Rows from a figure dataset
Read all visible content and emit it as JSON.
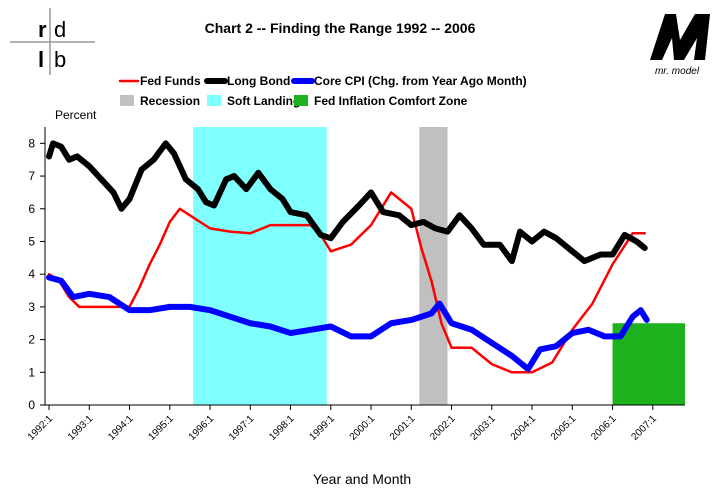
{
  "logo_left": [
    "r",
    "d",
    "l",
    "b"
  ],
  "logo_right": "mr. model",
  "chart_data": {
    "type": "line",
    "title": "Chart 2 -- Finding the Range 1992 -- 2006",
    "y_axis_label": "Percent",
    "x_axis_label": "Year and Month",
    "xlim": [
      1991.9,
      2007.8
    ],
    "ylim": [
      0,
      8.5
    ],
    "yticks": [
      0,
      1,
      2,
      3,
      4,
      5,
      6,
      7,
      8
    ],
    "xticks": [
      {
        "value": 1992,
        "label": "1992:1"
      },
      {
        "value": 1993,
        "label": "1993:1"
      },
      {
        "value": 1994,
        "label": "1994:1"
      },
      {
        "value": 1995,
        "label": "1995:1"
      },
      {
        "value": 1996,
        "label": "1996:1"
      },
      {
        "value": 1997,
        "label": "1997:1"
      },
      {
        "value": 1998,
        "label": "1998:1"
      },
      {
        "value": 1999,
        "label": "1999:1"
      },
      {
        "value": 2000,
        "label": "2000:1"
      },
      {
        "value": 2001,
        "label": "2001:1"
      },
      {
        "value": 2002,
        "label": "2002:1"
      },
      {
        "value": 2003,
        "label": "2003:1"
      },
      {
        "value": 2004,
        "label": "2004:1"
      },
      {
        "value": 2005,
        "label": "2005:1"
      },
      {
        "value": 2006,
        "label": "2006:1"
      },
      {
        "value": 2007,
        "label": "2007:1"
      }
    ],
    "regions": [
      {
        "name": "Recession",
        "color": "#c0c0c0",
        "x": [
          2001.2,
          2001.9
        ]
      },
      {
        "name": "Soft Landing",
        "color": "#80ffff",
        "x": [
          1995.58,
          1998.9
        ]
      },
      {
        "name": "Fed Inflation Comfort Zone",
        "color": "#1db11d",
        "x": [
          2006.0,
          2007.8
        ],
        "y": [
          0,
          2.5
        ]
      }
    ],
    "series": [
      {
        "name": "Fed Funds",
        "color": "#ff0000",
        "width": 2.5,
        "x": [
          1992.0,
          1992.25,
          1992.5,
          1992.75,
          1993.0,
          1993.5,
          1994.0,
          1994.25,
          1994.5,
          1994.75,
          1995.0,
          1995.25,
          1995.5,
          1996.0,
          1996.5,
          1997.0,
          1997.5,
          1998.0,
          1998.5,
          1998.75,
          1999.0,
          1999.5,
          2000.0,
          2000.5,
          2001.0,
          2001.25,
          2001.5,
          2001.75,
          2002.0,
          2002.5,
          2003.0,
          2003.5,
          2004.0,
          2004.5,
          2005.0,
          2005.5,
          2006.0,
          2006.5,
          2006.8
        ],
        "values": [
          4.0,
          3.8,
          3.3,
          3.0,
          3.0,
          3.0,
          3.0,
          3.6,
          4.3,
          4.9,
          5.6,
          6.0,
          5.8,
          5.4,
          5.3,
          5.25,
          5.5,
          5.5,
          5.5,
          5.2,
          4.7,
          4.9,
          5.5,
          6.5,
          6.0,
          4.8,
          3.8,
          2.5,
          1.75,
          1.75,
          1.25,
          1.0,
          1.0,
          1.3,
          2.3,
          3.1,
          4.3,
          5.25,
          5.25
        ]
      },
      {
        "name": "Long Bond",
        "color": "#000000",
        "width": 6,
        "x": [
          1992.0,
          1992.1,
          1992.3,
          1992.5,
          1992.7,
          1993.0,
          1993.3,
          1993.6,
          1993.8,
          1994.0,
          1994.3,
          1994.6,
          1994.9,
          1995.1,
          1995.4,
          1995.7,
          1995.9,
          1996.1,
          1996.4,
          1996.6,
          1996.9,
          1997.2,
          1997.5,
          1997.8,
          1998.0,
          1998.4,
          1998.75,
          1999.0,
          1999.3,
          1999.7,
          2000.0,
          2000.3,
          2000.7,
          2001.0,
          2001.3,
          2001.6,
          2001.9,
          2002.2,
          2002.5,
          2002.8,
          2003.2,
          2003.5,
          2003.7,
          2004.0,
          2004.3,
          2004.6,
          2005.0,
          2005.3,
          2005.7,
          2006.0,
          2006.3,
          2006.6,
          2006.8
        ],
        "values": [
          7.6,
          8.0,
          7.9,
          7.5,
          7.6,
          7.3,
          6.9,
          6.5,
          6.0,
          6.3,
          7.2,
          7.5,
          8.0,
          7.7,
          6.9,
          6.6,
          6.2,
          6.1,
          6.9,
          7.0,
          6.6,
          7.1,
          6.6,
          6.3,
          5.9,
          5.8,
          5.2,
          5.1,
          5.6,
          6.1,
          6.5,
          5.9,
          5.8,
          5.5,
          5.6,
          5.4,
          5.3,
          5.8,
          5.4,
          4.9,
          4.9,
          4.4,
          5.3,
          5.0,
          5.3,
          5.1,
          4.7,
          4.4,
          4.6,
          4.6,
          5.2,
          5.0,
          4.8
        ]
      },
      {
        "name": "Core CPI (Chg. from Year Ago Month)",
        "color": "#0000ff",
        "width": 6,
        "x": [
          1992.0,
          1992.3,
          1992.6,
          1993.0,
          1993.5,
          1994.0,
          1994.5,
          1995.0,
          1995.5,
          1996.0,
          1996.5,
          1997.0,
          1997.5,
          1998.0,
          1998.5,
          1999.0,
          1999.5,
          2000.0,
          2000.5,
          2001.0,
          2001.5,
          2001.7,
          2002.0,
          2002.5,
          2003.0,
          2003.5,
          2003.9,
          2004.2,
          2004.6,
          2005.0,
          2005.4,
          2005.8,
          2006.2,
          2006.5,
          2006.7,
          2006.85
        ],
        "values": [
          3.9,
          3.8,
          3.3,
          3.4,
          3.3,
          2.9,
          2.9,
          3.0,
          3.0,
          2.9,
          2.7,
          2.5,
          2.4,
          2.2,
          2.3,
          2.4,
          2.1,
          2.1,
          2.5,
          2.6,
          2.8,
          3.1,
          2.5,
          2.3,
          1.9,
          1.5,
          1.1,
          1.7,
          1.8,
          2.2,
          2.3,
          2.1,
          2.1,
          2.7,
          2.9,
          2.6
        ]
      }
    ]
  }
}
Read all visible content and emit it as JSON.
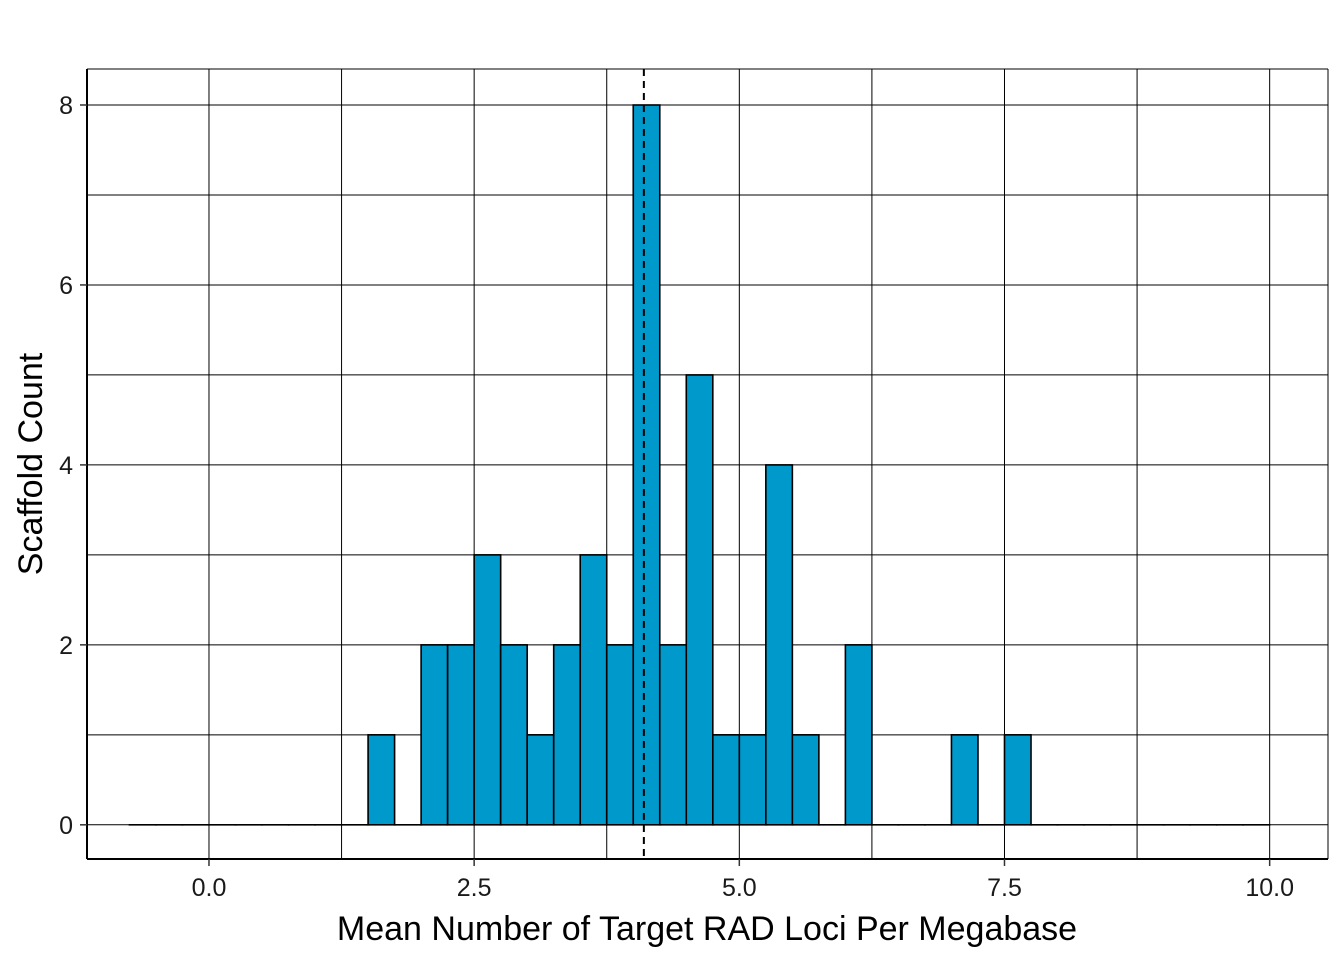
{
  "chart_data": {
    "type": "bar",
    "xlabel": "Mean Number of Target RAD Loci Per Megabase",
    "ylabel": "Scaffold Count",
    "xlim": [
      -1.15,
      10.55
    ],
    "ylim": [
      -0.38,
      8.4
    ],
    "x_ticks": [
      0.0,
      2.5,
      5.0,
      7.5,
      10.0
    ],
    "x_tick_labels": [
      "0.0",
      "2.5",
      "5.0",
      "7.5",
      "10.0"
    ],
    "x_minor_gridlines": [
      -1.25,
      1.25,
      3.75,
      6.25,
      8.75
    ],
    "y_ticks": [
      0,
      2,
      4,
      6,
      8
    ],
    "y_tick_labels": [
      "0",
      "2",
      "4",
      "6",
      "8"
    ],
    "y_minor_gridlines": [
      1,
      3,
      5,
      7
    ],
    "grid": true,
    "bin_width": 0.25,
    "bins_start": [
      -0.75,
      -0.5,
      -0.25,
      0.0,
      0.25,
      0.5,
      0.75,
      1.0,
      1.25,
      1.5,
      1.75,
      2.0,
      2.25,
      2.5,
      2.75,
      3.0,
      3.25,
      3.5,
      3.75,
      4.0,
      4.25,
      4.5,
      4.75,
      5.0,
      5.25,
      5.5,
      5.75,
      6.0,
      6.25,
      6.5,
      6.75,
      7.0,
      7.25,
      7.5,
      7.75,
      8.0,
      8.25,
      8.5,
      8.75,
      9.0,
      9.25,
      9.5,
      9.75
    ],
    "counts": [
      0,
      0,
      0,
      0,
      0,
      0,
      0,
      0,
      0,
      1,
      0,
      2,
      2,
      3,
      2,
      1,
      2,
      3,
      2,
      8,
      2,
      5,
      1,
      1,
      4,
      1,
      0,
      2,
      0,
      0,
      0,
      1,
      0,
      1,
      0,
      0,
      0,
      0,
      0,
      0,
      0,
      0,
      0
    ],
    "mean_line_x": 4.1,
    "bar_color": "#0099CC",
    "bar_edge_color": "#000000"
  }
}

The task
Copy all lines of the material above where the string "name" occurs.

Answer to this task
        "name": "Recession",
        "name": "Soft Landing",
        "name": "Fed Inflation Comfort Zone",
        "name": "Fed Funds",
        "name": "Long Bond",
        "name": "Core CPI (Chg. from Year Ago Month)",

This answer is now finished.